### DATA PROVIDED
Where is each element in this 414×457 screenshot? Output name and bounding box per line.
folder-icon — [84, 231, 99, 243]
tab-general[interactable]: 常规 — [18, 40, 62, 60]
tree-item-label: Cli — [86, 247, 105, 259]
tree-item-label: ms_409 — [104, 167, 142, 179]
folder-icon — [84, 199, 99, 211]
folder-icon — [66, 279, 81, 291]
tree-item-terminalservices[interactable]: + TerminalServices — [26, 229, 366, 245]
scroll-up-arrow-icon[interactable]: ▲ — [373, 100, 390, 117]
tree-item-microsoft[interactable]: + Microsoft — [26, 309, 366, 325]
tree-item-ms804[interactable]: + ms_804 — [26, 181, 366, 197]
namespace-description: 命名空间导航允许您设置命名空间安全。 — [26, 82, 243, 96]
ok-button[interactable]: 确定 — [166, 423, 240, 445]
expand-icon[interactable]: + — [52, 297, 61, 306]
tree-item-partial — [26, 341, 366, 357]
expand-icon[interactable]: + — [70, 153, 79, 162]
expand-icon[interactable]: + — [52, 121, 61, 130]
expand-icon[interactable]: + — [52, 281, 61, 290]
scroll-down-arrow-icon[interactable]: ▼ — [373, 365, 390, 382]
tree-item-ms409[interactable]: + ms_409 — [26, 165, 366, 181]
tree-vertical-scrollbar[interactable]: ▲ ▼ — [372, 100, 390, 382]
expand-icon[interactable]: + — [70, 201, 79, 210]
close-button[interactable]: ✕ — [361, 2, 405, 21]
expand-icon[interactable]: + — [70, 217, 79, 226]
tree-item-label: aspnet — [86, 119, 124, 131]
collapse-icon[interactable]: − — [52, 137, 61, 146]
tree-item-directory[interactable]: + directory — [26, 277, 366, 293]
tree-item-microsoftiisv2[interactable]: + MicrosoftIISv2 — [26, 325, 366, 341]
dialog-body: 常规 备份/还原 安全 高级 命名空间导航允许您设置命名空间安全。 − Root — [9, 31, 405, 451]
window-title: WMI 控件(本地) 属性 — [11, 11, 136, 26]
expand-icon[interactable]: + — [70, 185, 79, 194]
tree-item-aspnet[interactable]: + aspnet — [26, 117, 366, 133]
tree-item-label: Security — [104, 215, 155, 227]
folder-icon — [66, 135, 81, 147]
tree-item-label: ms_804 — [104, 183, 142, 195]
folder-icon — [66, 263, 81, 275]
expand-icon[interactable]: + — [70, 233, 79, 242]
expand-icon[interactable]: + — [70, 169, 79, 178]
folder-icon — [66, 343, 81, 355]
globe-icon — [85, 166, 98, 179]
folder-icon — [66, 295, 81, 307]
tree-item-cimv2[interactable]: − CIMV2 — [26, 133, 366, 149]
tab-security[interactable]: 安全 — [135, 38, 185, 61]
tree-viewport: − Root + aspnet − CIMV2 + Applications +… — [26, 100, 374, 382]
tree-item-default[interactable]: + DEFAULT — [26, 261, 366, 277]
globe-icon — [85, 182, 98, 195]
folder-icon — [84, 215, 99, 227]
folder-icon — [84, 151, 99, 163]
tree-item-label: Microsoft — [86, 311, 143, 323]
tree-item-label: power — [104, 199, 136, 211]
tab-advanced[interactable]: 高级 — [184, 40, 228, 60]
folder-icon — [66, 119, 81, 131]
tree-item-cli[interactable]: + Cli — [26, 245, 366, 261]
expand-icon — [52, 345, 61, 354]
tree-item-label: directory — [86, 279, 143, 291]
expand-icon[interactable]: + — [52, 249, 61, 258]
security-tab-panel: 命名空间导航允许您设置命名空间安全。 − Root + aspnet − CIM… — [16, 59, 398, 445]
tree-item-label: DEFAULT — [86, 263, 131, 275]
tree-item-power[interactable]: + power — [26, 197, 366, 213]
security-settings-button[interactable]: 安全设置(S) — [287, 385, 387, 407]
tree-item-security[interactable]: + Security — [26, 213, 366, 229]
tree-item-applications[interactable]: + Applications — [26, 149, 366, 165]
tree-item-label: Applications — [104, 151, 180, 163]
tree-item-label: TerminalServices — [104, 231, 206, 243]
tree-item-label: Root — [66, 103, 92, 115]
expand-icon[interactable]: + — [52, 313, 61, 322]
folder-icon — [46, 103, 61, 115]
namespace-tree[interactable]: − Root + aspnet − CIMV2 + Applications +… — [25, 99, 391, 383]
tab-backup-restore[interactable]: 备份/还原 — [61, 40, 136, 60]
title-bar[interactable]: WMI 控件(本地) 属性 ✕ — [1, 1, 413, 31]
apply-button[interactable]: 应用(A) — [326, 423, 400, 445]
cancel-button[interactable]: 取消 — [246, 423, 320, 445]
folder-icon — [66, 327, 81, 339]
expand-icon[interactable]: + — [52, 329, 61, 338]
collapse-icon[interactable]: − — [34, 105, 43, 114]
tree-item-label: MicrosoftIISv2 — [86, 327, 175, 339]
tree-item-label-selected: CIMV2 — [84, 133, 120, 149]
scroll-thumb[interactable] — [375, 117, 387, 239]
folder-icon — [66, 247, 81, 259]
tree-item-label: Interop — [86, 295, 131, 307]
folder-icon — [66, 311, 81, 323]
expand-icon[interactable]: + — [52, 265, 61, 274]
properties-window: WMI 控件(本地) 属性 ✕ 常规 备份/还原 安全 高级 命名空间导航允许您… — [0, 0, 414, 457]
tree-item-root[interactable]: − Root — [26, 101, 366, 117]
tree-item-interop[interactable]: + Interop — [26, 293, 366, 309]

### WRITTEN REQUEST
Repeat every item above verbatim, from start to finish.

### REPLY
Where is each element in this 414×457 screenshot? Output name and bounding box per line.
folder-icon — [84, 231, 99, 243]
tab-general[interactable]: 常规 — [18, 40, 62, 60]
tree-item-label: Cli — [86, 247, 105, 259]
tree-item-label: ms_409 — [104, 167, 142, 179]
folder-icon — [84, 199, 99, 211]
folder-icon — [66, 279, 81, 291]
tree-item-terminalservices[interactable]: + TerminalServices — [26, 229, 366, 245]
scroll-up-arrow-icon[interactable]: ▲ — [373, 100, 390, 117]
tree-item-microsoft[interactable]: + Microsoft — [26, 309, 366, 325]
tree-item-ms804[interactable]: + ms_804 — [26, 181, 366, 197]
namespace-description: 命名空间导航允许您设置命名空间安全。 — [26, 82, 243, 96]
ok-button[interactable]: 确定 — [166, 423, 240, 445]
expand-icon[interactable]: + — [52, 297, 61, 306]
tree-item-partial — [26, 341, 366, 357]
expand-icon[interactable]: + — [70, 153, 79, 162]
expand-icon[interactable]: + — [52, 121, 61, 130]
expand-icon[interactable]: + — [52, 281, 61, 290]
scroll-down-arrow-icon[interactable]: ▼ — [373, 365, 390, 382]
tree-item-ms409[interactable]: + ms_409 — [26, 165, 366, 181]
tree-vertical-scrollbar[interactable]: ▲ ▼ — [372, 100, 390, 382]
expand-icon[interactable]: + — [70, 201, 79, 210]
close-button[interactable]: ✕ — [361, 2, 405, 21]
expand-icon[interactable]: + — [70, 217, 79, 226]
tree-item-label: aspnet — [86, 119, 124, 131]
collapse-icon[interactable]: − — [52, 137, 61, 146]
tree-item-directory[interactable]: + directory — [26, 277, 366, 293]
tree-item-microsoftiisv2[interactable]: + MicrosoftIISv2 — [26, 325, 366, 341]
dialog-body: 常规 备份/还原 安全 高级 命名空间导航允许您设置命名空间安全。 − Root — [9, 31, 405, 451]
window-title: WMI 控件(本地) 属性 — [11, 11, 136, 26]
expand-icon[interactable]: + — [70, 185, 79, 194]
tree-item-aspnet[interactable]: + aspnet — [26, 117, 366, 133]
tree-item-label: Security — [104, 215, 155, 227]
folder-icon — [66, 135, 81, 147]
tree-item-label: ms_804 — [104, 183, 142, 195]
folder-icon — [66, 263, 81, 275]
expand-icon[interactable]: + — [70, 233, 79, 242]
expand-icon[interactable]: + — [70, 169, 79, 178]
folder-icon — [66, 343, 81, 355]
globe-icon — [85, 166, 98, 179]
folder-icon — [66, 295, 81, 307]
tree-item-cimv2[interactable]: − CIMV2 — [26, 133, 366, 149]
tab-security[interactable]: 安全 — [135, 38, 185, 61]
tree-viewport: − Root + aspnet − CIMV2 + Applications +… — [26, 100, 374, 382]
tree-item-default[interactable]: + DEFAULT — [26, 261, 366, 277]
globe-icon — [85, 182, 98, 195]
folder-icon — [84, 215, 99, 227]
folder-icon — [84, 151, 99, 163]
tree-item-label: Microsoft — [86, 311, 143, 323]
tree-item-label: power — [104, 199, 136, 211]
tab-advanced[interactable]: 高级 — [184, 40, 228, 60]
folder-icon — [66, 119, 81, 131]
tree-item-cli[interactable]: + Cli — [26, 245, 366, 261]
expand-icon — [52, 345, 61, 354]
tree-item-label: directory — [86, 279, 143, 291]
expand-icon[interactable]: + — [52, 249, 61, 258]
security-tab-panel: 命名空间导航允许您设置命名空间安全。 − Root + aspnet − CIM… — [16, 59, 398, 445]
tree-item-label: DEFAULT — [86, 263, 131, 275]
tree-item-power[interactable]: + power — [26, 197, 366, 213]
security-settings-button[interactable]: 安全设置(S) — [287, 385, 387, 407]
tree-item-security[interactable]: + Security — [26, 213, 366, 229]
tree-item-applications[interactable]: + Applications — [26, 149, 366, 165]
tree-item-label: Applications — [104, 151, 180, 163]
tree-item-label: TerminalServices — [104, 231, 206, 243]
tree-item-label: Root — [66, 103, 92, 115]
expand-icon[interactable]: + — [52, 313, 61, 322]
folder-icon — [46, 103, 61, 115]
namespace-tree[interactable]: − Root + aspnet − CIMV2 + Applications +… — [25, 99, 391, 383]
tab-backup-restore[interactable]: 备份/还原 — [61, 40, 136, 60]
title-bar[interactable]: WMI 控件(本地) 属性 ✕ — [1, 1, 413, 31]
apply-button[interactable]: 应用(A) — [326, 423, 400, 445]
cancel-button[interactable]: 取消 — [246, 423, 320, 445]
folder-icon — [66, 327, 81, 339]
expand-icon[interactable]: + — [52, 329, 61, 338]
collapse-icon[interactable]: − — [34, 105, 43, 114]
tree-item-label: MicrosoftIISv2 — [86, 327, 175, 339]
tree-item-label-selected: CIMV2 — [84, 133, 120, 149]
scroll-thumb[interactable] — [375, 117, 387, 239]
folder-icon — [66, 247, 81, 259]
tree-item-label: Interop — [86, 295, 131, 307]
folder-icon — [66, 311, 81, 323]
expand-icon[interactable]: + — [52, 265, 61, 274]
properties-window: WMI 控件(本地) 属性 ✕ 常规 备份/还原 安全 高级 命名空间导航允许您… — [0, 0, 414, 457]
tree-item-root[interactable]: − Root — [26, 101, 366, 117]
tree-item-interop[interactable]: + Interop — [26, 293, 366, 309]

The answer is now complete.